* [Instructions for the task]: Could you transcribe every record below exactly as written, leaving out any pictures?

* [Provided information]:
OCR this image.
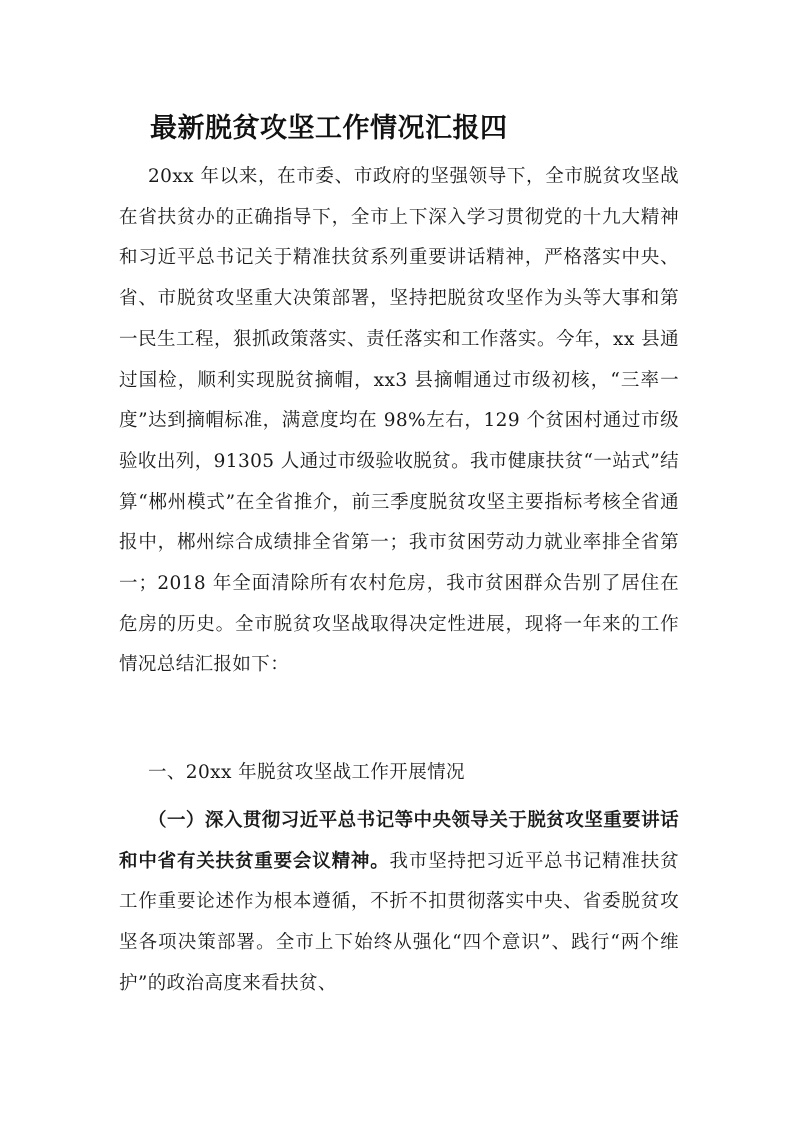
最新脱贫攻坚工作情况汇报四
20xx 年以来，在市委、市政府的坚强领导下，全市脱贫攻坚战在省扶贫办的正确指导下，全市上下深入学习贯彻党的十九大精神和习近平总书记关于精准扶贫系列重要讲话精神，严格落实中央、省、市脱贫攻坚重大决策部署，坚持把脱贫攻坚作为头等大事和第一民生工程，狠抓政策落实、责任落实和工作落实。今年，xx 县通过国检，顺利实现脱贫摘帽，xx3 县摘帽通过市级初核，“三率一度”达到摘帽标准，满意度均在 98%左右，129 个贫困村通过市级验收出列，91305 人通过市级验收脱贫。我市健康扶贫“一站式”结算“郴州模式”在全省推介，前三季度脱贫攻坚主要指标考核全省通报中，郴州综合成绩排全省第一；我市贫困劳动力就业率排全省第一；2018 年全面清除所有农村危房，我市贫困群众告别了居住在危房的历史。全市脱贫攻坚战取得决定性进展，现将一年来的工作情况总结汇报如下：
一、20xx 年脱贫攻坚战工作开展情况
（一）深入贯彻习近平总书记等中央领导关于脱贫攻坚重要讲话和中省有关扶贫重要会议精神。我市坚持把习近平总书记精准扶贫工作重要论述作为根本遵循，不折不扣贯彻落实中央、省委脱贫攻坚各项决策部署。全市上下始终从强化“四个意识”、践行“两个维护”的政治高度来看扶贫、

* [Final result]:
OCR this image.
最新脱贫攻坚工作情况汇报四
20xx 年以来，在市委、市政府的坚强领导下，全市脱贫攻坚战在省扶贫办的正确指导下，全市上下深入学习贯彻党的十九大精神和习近平总书记关于精准扶贫系列重要讲话精神，严格落实中央、省、市脱贫攻坚重大决策部署，坚持把脱贫攻坚作为头等大事和第一民生工程，狠抓政策落实、责任落实和工作落实。今年，xx 县通过国检，顺利实现脱贫摘帽，xx3 县摘帽通过市级初核，“三率一度”达到摘帽标准，满意度均在 98%左右，129 个贫困村通过市级验收出列，91305 人通过市级验收脱贫。我市健康扶贫“一站式”结算“郴州模式”在全省推介，前三季度脱贫攻坚主要指标考核全省通报中，郴州综合成绩排全省第一；我市贫困劳动力就业率排全省第一；2018 年全面清除所有农村危房，我市贫困群众告别了居住在危房的历史。全市脱贫攻坚战取得决定性进展，现将一年来的工作情况总结汇报如下：
一、20xx 年脱贫攻坚战工作开展情况
（一）深入贯彻习近平总书记等中央领导关于脱贫攻坚重要讲话和中省有关扶贫重要会议精神。我市坚持把习近平总书记精准扶贫工作重要论述作为根本遵循，不折不扣贯彻落实中央、省委脱贫攻坚各项决策部署。全市上下始终从强化“四个意识”、践行“两个维护”的政治高度来看扶贫、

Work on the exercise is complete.